### EXERCISE INSTRUCTIONS:
Take from the listing each line that has the string "What".

### TASK DATA:
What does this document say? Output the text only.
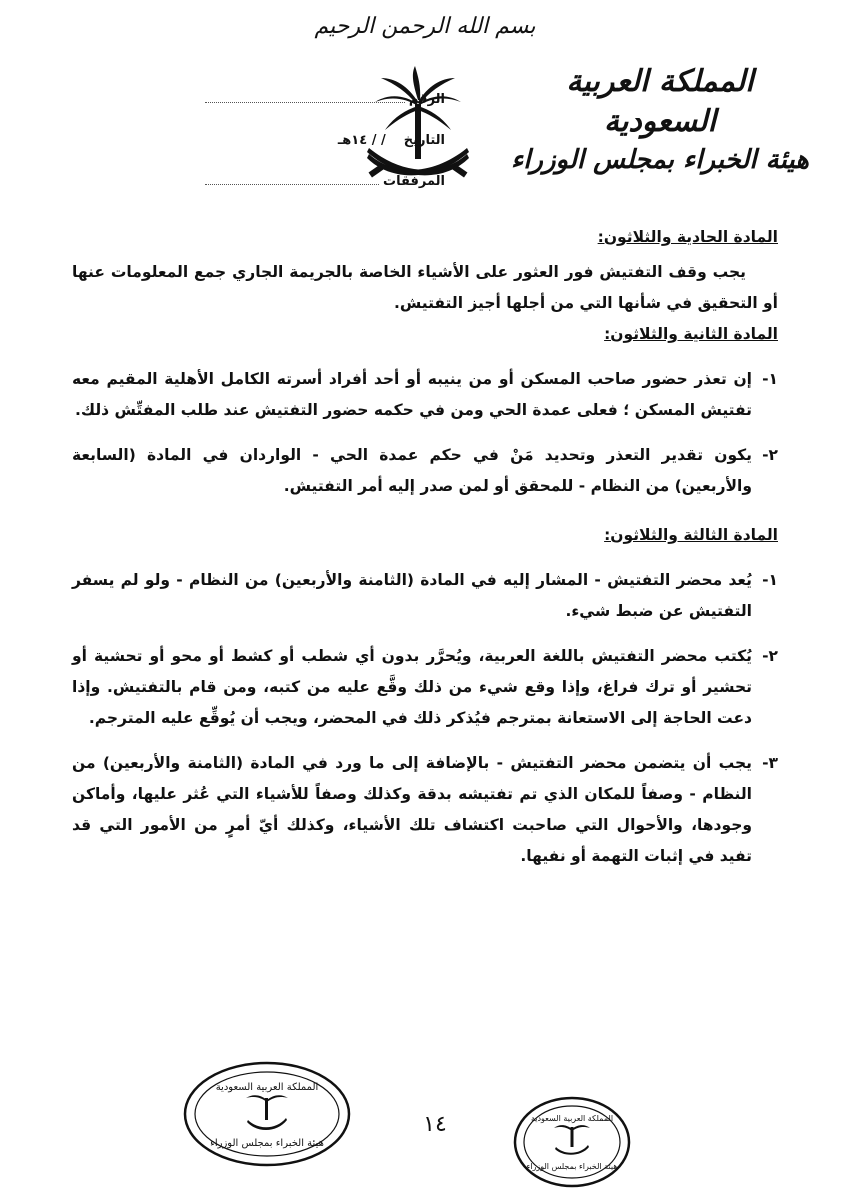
بسم الله الرحمن الرحيم
المملكة العربية السعودية
هيئة الخبراء بمجلس الوزراء
الرقم
التاريخ
/ / ١٤هـ
المرفقات

المادة الحادية والثلاثون:

يجب وقف التفتيش فور العثور على الأشياء الخاصة بالجريمة الجاري جمع المعلومات عنها أو التحقيق في شأنها التي من أجلها أجيز التفتيش.

المادة الثانية والثلاثون:

١-
إن تعذر حضور صاحب المسكن أو من ينيبه أو أحد أفراد أسرته الكامل الأهلية المقيم معه تفتيش المسكن ؛ فعلى عمدة الحي ومن في حكمه حضور التفتيش عند طلب المفتِّش ذلك.
٢-
يكون تقدير التعذر وتحديد مَنْ في حكم عمدة الحي - الواردان في المادة (السابعة والأربعين) من النظام - للمحقق أو لمن صدر إليه أمر التفتيش.

المادة الثالثة والثلاثون:

١-
يُعد محضر التفتيش - المشار إليه في المادة (الثامنة والأربعين) من النظام - ولو لم يسفر التفتيش عن ضبط شيء.
٢-
يُكتب محضر التفتيش باللغة العربية، ويُحرَّر بدون أي شطب أو كشط أو محو أو تحشية أو تحشير أو ترك فراغ، وإذا وقع شيء من ذلك وقَّع عليه من كتبه، ومن قام بالتفتيش. وإذا دعت الحاجة إلى الاستعانة بمترجم فيُذكر ذلك في المحضر، ويجب أن يُوقِّع عليه المترجم.
٣-
يجب أن يتضمن محضر التفتيش - بالإضافة إلى ما ورد في المادة (الثامنة والأربعين) من النظام - وصفاً للمكان الذي تم تفتيشه بدقة وكذلك وصفاً للأشياء التي عُثر عليها، وأماكن وجودها، والأحوال التي صاحبت اكتشاف تلك الأشياء، وكذلك أيّ أمرٍ من الأمور التي قد تفيد في إثبات التهمة أو نفيها.
١٤
المملكة العربية السعودية
هيئة الخبراء بمجلس الوزراء
المملكة العربية السعودية
هيئة الخبراء بمجلس الوزراء
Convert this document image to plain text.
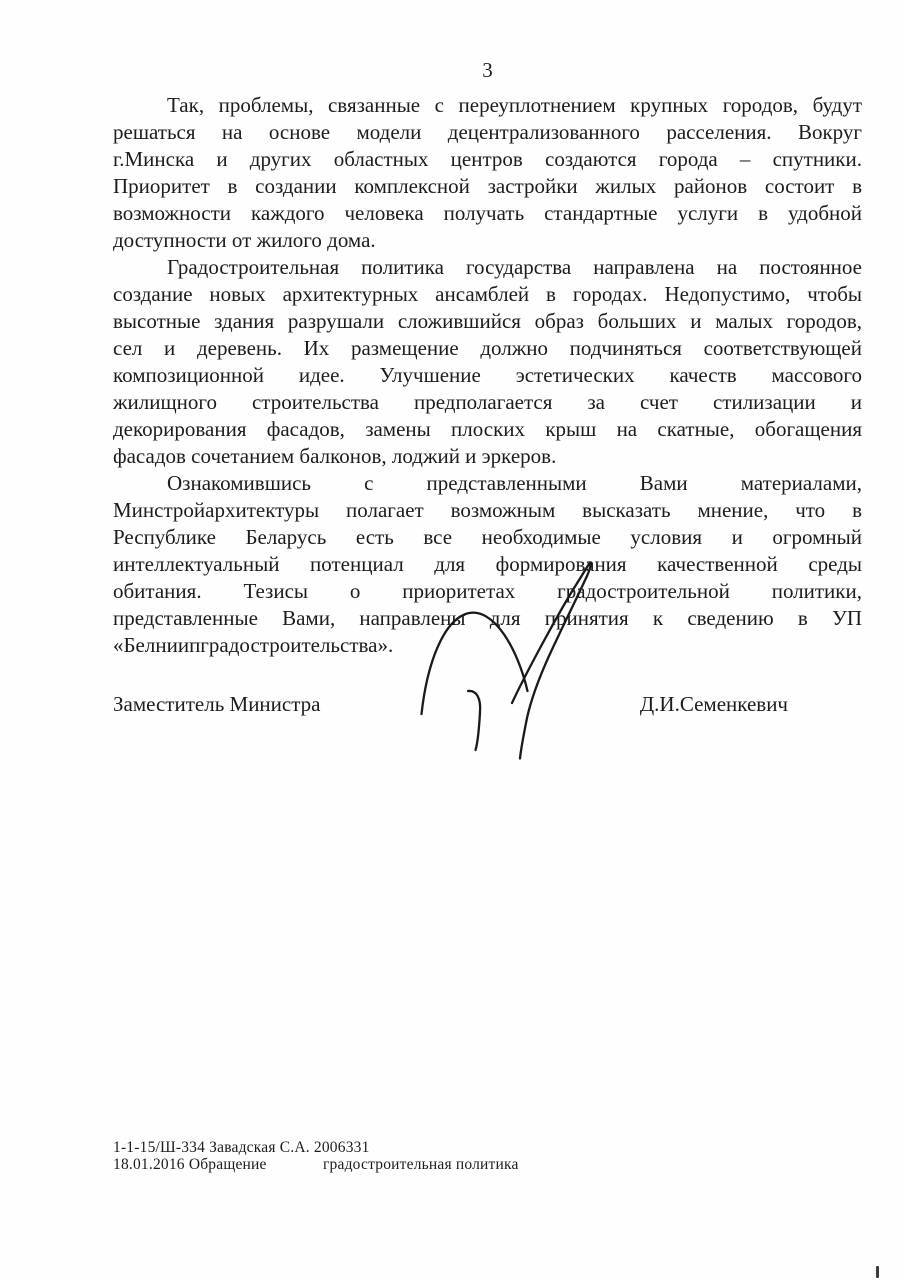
3

Так, проблемы, связанные с переуплотнением крупных городов, будут
решаться на основе модели децентрализованного расселения. Вокруг
г.Минска и других областных центров создаются города – спутники.
Приоритет в создании комплексной застройки жилых районов состоит в
возможности каждого человека получать стандартные услуги в удобной
доступности от жилого дома.

Градостроительная политика государства направлена на постоянное
создание новых архитектурных ансамблей в городах. Недопустимо, чтобы
высотные здания разрушали сложившийся образ больших и малых городов,
сел и деревень. Их размещение должно подчиняться соответствующей
композиционной идее. Улучшение эстетических качеств массового
жилищного строительства предполагается за счет стилизации и
декорирования фасадов, замены плоских крыш на скатные, обогащения
фасадов сочетанием балконов, лоджий и эркеров.

Ознакомившись с представленными Вами материалами,
Минстройархитектуры полагает возможным высказать мнение, что в
Республике Беларусь есть все необходимые условия и огромный
интеллектуальный потенциал для формирования качественной среды
обитания. Тезисы о приоритетах градостроительной политики,
представленные Вами, направлены для принятия к сведению в УП
«Белниипградостроительства».

Заместитель Министра	Д.И.Семенкевич
1-1-15/Ш-334 Завадская С.А. 2006331
18.01.2016 Обращение	градостроительная политика
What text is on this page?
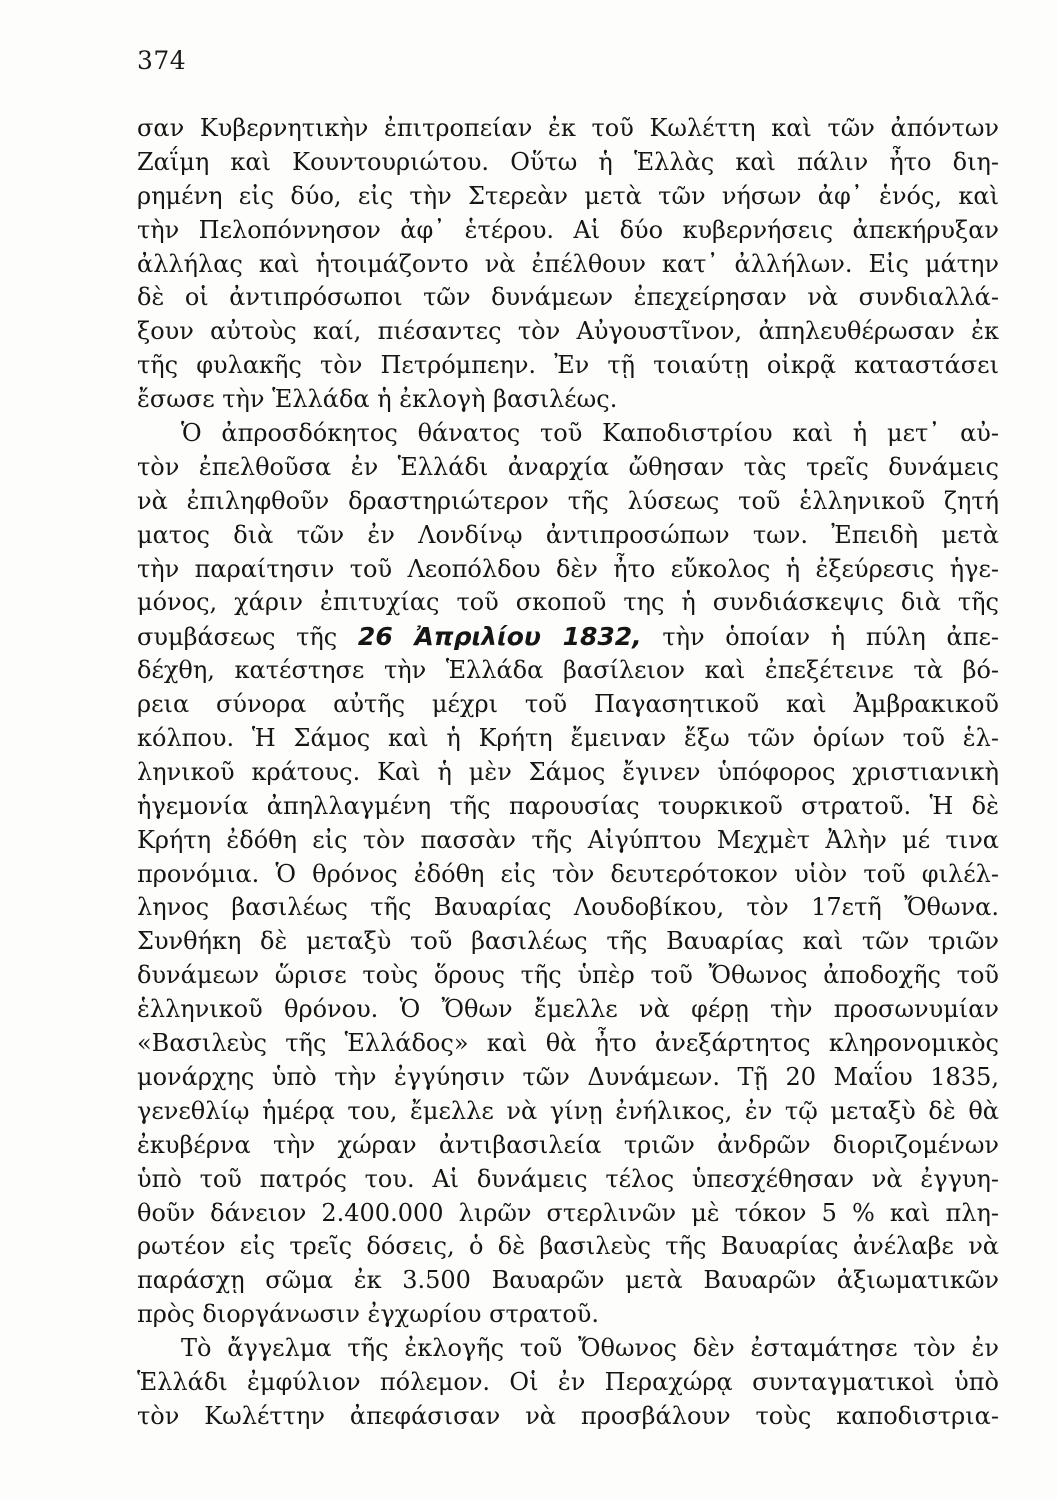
374
σαν Κυβερνητικὴν ἐπιτροπείαν ἐκ τοῦ Κωλέττη καὶ τῶν ἀπόντων
Ζαΐμη καὶ Κουντουριώτου. Οὕτω ἡ Ἑλλὰς καὶ πάλιν ἦτο διη-
ρημένη εἰς δύο, εἰς τὴν Στερεὰν μετὰ τῶν νήσων ἀφ᾽ ἑνός, καὶ
τὴν Πελοπόννησον ἀφ᾽ ἑτέρου. Αἱ δύο κυβερνήσεις ἀπεκήρυξαν
ἀλλήλας καὶ ἡτοιμάζοντο νὰ ἐπέλθουν κατ᾽ ἀλλήλων. Εἰς μάτην
δὲ οἱ ἀντιπρόσωποι τῶν δυνάμεων ἐπεχείρησαν νὰ συνδιαλλά-
ξουν αὐτοὺς καί, πιέσαντες τὸν Αὐγουστῖνον, ἀπηλευθέρωσαν ἐκ
τῆς φυλακῆς τὸν Πετρόμπεην. Ἐν τῇ τοιαύτῃ οἰκρᾷ καταστάσει
ἔσωσε τὴν Ἑλλάδα ἡ ἐκλογὴ βασιλέως.
Ὁ ἀπροσδόκητος θάνατος τοῦ Καποδιστρίου καὶ ἡ μετ᾽ αὐ-
τὸν ἐπελθοῦσα ἐν Ἑλλάδι ἀναρχία ὤθησαν τὰς τρεῖς δυνάμεις
νὰ ἐπιληφθοῦν δραστηριώτερον τῆς λύσεως τοῦ ἑλληνικοῦ ζητή
ματος διὰ τῶν ἐν Λονδίνῳ ἀντιπροσώπων των. Ἐπειδὴ μετὰ
τὴν παραίτησιν τοῦ Λεοπόλδου δὲν ἦτο εὔκολος ἡ ἐξεύρεσις ἡγε-
μόνος, χάριν ἐπιτυχίας τοῦ σκοποῦ της ἡ συνδιάσκεψις διὰ τῆς
συμβάσεως τῆς 26 Ἀπριλίου 1832, τὴν ὁποίαν ἡ πύλη ἀπε-
δέχθη, κατέστησε τὴν Ἑλλάδα βασίλειον καὶ ἐπεξέτεινε τὰ βό-
ρεια σύνορα αὐτῆς μέχρι τοῦ Παγασητικοῦ καὶ Ἀμβρακικοῦ
κόλπου. Ἡ Σάμος καὶ ἡ Κρήτη ἔμειναν ἔξω τῶν ὁρίων τοῦ ἑλ-
ληνικοῦ κράτους. Καὶ ἡ μὲν Σάμος ἔγινεν ὑπόφορος χριστιανικὴ
ἡγεμονία ἀπηλλαγμένη τῆς παρουσίας τουρκικοῦ στρατοῦ. Ἡ δὲ
Κρήτη ἐδόθη εἰς τὸν πασσὰν τῆς Αἰγύπτου Μεχμὲτ Ἀλὴν μέ τινα
προνόμια. Ὁ θρόνος ἐδόθη εἰς τὸν δευτερότοκον υἱὸν τοῦ φιλέλ-
ληνος βασιλέως τῆς Βαυαρίας Λουδοβίκου, τὸν 17ετῆ Ὄθωνα.
Συνθήκη δὲ μεταξὺ τοῦ βασιλέως τῆς Βαυαρίας καὶ τῶν τριῶν
δυνάμεων ὥρισε τοὺς ὅρους τῆς ὑπὲρ τοῦ Ὄθωνος ἀποδοχῆς τοῦ
ἑλληνικοῦ θρόνου. Ὁ Ὄθων ἔμελλε νὰ φέρῃ τὴν προσωνυμίαν
«Βασιλεὺς τῆς Ἑλλάδος» καὶ θὰ ἦτο ἀνεξάρτητος κληρονομικὸς
μονάρχης ὑπὸ τὴν ἐγγύησιν τῶν Δυνάμεων. Τῇ 20 Μαΐου 1835,
γενεθλίῳ ἡμέρᾳ του, ἔμελλε νὰ γίνῃ ἐνήλικος, ἐν τῷ μεταξὺ δὲ θὰ
ἐκυβέρνα τὴν χώραν ἀντιβασιλεία τριῶν ἀνδρῶν διοριζομένων
ὑπὸ τοῦ πατρός του. Αἱ δυνάμεις τέλος ὑπεσχέθησαν νὰ ἐγγυη-
θοῦν δάνειον 2.400.000 λιρῶν στερλινῶν μὲ τόκον 5 % καὶ πλη-
ρωτέον εἰς τρεῖς δόσεις, ὁ δὲ βασιλεὺς τῆς Βαυαρίας ἀνέλαβε νὰ
παράσχῃ σῶμα ἐκ 3.500 Βαυαρῶν μετὰ Βαυαρῶν ἀξιωματικῶν
πρὸς διοργάνωσιν ἐγχωρίου στρατοῦ.
Τὸ ἄγγελμα τῆς ἐκλογῆς τοῦ Ὄθωνος δὲν ἐσταμάτησε τὸν ἐν
Ἑλλάδι ἐμφύλιον πόλεμον. Οἱ ἐν Περαχώρᾳ συνταγματικοὶ ὑπὸ
τὸν Κωλέττην ἀπεφάσισαν νὰ προσβάλουν τοὺς καποδιστρια-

### FULL ANSWER:
What does this document say? Output the text only.
What text is on this page?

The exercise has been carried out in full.